Passage given:
------------------------------------

The work was completed in 1796-1797 and originally titled First Impressions. Austen submitted it for publication, but it was rejected. Years later, in 1809, Austen began revising the work and in 1813 it was published under the title Pride and Prejudice.
This comedy of manners tells the story of the love affair between the lively and quick-witted Elizabeth Bennett and the arrogant Fitzwilliam Darcy. Their story is perhaps the most memorable love story in all of literature. The title Pride and Prejudice expresses the views each have of one another upon their first meeting. In classic Austen style, a series of misunderstandings weaves them in and out of each other’s lives and through the patchwork of excessively polite rural England.
In Pride and Prejudice, Austen takes a rather
humorous view of the human condition. All of the characters in the novel
are well developed and effective in the roles that they play. Through
her astute characterizations, Austen brings to light our weaknesses in a
way that inspires reflection of the human spirit, not denigration. Two
hundred years later we are still relating to her characters as they
laugh and cry through life. Who hasn’t felt unsteady upon falling in
love? Who hasn’t felt embarrassed by certain relatives during those
once-a-year gatherings? Who hasn’t suffered a pang of humiliation
after wronging someone dear to us?

------------------------------------

Provided information:
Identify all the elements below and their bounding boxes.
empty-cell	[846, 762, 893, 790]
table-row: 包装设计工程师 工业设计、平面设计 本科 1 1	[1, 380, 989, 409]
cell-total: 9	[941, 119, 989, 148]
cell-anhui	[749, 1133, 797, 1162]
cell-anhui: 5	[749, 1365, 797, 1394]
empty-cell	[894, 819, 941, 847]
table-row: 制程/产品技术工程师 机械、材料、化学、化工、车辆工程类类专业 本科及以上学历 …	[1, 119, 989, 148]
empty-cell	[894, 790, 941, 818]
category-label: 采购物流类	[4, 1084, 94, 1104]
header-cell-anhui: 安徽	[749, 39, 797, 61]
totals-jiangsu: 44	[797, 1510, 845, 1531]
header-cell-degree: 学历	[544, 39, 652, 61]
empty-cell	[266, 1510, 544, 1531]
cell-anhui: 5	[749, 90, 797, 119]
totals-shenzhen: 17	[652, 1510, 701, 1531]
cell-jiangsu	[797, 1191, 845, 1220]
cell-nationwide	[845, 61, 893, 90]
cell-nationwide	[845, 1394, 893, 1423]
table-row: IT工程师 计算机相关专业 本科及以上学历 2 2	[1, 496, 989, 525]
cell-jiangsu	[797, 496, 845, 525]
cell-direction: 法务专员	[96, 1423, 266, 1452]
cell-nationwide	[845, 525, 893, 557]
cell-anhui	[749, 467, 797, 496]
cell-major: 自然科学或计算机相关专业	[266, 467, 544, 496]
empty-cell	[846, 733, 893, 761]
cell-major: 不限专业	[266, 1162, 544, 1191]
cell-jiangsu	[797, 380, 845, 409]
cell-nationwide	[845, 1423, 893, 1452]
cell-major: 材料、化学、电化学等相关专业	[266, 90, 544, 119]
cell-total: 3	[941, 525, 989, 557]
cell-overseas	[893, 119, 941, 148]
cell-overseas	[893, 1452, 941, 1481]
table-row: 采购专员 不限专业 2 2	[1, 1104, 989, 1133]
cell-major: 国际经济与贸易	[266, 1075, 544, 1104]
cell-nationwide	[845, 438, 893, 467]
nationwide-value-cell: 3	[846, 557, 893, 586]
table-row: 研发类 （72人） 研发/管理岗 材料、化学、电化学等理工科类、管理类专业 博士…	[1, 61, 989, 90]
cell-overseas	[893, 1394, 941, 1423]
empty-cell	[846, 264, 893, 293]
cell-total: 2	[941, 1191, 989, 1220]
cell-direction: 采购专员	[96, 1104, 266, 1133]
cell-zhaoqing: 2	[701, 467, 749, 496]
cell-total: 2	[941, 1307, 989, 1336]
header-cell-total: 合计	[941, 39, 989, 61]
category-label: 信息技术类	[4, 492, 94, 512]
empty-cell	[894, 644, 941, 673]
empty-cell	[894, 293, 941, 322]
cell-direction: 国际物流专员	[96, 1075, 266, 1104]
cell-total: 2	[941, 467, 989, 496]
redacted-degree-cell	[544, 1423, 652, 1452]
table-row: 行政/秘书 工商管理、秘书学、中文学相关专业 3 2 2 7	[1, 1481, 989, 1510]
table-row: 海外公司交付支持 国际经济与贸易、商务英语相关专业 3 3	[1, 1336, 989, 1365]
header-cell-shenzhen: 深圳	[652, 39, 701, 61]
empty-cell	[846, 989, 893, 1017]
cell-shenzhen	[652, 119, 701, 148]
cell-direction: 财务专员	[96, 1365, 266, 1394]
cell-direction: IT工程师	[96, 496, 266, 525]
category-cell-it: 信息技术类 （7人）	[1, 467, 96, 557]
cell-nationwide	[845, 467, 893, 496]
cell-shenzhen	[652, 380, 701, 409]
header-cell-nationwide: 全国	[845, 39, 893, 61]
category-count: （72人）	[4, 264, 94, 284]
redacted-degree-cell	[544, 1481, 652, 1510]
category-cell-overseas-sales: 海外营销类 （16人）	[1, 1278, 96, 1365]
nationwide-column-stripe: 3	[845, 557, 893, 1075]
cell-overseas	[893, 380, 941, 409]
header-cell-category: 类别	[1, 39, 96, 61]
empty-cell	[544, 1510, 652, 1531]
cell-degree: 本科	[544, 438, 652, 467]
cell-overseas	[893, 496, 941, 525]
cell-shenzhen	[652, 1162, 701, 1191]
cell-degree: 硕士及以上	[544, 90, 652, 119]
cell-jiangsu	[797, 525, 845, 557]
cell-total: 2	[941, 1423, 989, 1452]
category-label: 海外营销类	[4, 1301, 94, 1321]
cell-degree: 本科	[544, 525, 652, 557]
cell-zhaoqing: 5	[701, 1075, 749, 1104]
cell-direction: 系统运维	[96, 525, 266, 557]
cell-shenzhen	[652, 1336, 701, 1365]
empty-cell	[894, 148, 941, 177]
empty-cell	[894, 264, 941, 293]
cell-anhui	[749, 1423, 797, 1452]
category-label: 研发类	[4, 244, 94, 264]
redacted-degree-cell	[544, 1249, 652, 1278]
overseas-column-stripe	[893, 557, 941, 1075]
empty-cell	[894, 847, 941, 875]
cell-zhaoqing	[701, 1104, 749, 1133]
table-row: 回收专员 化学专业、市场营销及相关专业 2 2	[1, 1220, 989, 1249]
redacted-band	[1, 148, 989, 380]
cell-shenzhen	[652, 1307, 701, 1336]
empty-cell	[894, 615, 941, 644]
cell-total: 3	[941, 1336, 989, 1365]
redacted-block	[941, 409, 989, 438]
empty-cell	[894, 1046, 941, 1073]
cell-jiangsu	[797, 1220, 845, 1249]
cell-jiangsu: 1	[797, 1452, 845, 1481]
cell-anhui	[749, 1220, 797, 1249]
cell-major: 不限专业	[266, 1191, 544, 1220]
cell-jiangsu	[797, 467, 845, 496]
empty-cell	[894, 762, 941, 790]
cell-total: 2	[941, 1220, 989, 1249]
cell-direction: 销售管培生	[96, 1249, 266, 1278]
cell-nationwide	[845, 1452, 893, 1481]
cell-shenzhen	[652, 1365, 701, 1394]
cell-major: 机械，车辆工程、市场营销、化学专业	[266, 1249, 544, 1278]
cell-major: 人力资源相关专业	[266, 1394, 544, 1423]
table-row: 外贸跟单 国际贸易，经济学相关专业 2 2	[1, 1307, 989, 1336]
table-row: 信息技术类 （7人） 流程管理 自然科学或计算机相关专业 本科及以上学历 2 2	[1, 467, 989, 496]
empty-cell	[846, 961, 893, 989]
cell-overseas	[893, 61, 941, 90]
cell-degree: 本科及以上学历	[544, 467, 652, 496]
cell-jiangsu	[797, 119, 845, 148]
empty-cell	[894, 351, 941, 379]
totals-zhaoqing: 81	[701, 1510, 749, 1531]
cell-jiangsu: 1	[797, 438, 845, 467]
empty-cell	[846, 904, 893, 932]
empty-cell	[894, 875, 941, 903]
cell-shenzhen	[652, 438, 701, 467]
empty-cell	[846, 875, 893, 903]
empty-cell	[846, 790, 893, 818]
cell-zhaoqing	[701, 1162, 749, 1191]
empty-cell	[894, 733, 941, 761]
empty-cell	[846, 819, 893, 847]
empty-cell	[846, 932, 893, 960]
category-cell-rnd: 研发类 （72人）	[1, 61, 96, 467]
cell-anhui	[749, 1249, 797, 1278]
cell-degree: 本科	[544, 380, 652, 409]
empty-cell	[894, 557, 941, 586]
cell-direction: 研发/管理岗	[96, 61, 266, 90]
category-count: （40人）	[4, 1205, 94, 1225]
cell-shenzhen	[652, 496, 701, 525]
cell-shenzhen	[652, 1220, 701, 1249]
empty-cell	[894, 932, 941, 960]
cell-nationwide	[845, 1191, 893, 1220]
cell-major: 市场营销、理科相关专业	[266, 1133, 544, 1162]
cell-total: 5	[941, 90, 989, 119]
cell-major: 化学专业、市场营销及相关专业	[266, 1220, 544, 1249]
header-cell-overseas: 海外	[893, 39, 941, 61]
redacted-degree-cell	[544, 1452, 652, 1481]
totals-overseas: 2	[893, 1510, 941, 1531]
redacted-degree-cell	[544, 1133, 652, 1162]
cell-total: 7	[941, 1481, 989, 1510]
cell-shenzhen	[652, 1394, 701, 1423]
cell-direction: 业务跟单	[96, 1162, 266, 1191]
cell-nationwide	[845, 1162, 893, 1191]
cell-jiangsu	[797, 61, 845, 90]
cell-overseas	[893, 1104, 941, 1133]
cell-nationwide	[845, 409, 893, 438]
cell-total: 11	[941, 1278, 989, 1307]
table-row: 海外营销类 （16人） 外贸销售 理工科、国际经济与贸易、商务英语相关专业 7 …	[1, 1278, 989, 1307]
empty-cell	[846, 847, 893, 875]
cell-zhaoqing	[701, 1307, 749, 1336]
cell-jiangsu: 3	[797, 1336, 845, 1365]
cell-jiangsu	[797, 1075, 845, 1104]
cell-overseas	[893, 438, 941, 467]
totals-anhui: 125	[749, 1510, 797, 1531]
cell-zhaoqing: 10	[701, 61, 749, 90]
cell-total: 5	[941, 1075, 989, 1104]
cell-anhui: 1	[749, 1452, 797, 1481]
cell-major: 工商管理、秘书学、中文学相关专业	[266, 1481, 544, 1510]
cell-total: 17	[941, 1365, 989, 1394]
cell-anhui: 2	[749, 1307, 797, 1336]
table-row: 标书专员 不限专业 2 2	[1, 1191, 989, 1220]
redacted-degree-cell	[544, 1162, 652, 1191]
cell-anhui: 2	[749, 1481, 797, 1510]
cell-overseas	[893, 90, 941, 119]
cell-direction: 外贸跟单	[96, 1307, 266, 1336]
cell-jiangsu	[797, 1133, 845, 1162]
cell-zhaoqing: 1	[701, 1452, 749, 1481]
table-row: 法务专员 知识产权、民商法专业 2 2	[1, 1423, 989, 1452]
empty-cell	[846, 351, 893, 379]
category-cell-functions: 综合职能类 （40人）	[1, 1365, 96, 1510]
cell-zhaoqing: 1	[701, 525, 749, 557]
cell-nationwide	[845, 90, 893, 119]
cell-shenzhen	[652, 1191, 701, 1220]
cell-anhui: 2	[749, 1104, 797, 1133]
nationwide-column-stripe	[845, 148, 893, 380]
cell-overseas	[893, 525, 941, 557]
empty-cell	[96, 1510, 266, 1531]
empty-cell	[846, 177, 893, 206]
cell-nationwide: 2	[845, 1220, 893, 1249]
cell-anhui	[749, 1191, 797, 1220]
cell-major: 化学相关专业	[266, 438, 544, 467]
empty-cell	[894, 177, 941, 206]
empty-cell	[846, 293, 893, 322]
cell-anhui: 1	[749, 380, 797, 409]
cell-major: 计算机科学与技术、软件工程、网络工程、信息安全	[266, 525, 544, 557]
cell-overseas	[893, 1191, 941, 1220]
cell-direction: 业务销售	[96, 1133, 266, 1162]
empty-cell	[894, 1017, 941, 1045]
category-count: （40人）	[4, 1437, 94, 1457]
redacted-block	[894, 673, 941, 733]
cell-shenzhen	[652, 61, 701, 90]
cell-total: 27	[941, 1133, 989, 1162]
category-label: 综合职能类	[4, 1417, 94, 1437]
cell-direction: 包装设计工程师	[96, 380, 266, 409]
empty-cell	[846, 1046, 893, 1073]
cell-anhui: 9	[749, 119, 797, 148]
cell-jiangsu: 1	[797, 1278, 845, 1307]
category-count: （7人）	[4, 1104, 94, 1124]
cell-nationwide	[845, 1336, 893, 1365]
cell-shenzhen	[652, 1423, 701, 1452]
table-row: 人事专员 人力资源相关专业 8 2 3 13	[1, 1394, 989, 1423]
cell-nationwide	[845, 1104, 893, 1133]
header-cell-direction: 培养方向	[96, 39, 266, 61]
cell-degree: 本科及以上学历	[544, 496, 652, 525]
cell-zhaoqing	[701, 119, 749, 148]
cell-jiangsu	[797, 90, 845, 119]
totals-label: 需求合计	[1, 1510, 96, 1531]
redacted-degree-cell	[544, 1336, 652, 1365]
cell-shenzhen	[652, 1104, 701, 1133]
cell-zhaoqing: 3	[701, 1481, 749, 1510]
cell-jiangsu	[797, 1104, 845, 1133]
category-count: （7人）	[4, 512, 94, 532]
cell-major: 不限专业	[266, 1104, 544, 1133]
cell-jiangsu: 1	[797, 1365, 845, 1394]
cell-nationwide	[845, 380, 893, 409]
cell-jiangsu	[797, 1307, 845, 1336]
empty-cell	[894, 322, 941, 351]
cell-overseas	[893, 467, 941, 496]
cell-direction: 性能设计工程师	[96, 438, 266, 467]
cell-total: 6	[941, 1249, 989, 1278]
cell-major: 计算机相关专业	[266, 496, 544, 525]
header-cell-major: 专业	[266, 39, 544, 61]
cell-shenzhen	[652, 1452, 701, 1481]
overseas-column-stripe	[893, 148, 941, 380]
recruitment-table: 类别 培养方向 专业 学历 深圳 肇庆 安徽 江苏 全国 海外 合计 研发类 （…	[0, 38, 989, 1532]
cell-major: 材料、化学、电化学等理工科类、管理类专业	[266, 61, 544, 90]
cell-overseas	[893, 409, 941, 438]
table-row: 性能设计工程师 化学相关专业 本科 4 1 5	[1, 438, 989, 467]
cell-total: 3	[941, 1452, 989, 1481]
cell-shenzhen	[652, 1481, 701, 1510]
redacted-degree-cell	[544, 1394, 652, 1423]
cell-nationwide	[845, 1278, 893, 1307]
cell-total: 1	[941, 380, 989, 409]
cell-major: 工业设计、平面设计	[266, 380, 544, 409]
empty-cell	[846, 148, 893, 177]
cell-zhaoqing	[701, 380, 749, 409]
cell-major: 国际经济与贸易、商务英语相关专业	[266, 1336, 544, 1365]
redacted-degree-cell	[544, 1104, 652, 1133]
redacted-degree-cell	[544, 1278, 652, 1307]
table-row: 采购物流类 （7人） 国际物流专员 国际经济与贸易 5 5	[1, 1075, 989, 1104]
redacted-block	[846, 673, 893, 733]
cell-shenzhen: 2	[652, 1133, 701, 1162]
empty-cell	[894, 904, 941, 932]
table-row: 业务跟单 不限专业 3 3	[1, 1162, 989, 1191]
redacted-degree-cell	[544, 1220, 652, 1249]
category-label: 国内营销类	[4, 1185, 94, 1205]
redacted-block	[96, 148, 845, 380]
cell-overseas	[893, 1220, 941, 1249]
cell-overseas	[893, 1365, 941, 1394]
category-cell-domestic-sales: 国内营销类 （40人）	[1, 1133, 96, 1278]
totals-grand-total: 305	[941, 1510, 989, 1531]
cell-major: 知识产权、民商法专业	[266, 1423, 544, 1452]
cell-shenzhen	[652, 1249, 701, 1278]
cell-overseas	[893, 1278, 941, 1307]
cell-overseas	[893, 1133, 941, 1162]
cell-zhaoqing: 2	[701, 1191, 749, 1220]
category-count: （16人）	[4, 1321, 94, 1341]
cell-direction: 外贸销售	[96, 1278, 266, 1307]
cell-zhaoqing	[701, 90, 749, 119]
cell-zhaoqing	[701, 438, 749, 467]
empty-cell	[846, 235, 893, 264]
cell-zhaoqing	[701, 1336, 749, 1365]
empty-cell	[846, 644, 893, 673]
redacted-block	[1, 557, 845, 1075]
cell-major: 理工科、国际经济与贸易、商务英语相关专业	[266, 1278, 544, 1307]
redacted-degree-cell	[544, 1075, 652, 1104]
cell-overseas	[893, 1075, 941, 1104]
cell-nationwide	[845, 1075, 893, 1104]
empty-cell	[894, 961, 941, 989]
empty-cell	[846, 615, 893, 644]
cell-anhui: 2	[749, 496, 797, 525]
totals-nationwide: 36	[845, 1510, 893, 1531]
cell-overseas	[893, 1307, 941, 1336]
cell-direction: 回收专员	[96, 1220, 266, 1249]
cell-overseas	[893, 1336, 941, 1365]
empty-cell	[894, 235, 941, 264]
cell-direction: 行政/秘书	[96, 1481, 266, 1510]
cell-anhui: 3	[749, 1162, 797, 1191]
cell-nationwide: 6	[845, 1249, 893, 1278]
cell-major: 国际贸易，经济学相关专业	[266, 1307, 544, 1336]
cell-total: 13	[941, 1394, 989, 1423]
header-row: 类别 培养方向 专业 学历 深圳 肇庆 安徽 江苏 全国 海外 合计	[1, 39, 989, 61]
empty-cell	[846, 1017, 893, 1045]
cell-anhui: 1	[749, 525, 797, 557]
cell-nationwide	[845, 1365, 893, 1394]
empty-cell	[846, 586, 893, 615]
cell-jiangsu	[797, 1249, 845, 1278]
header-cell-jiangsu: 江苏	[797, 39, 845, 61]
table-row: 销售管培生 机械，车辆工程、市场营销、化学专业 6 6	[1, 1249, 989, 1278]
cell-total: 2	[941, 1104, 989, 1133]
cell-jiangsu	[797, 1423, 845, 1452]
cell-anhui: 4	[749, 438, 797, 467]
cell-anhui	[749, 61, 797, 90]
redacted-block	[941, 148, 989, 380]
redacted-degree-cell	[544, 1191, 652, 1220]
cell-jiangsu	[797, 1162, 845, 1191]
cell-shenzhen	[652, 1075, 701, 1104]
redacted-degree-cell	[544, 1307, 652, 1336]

------------------------------------

Written exercise:
In the passage about Pride and Prejudice, what title did the work originally have?

Problem solution:
First Impressions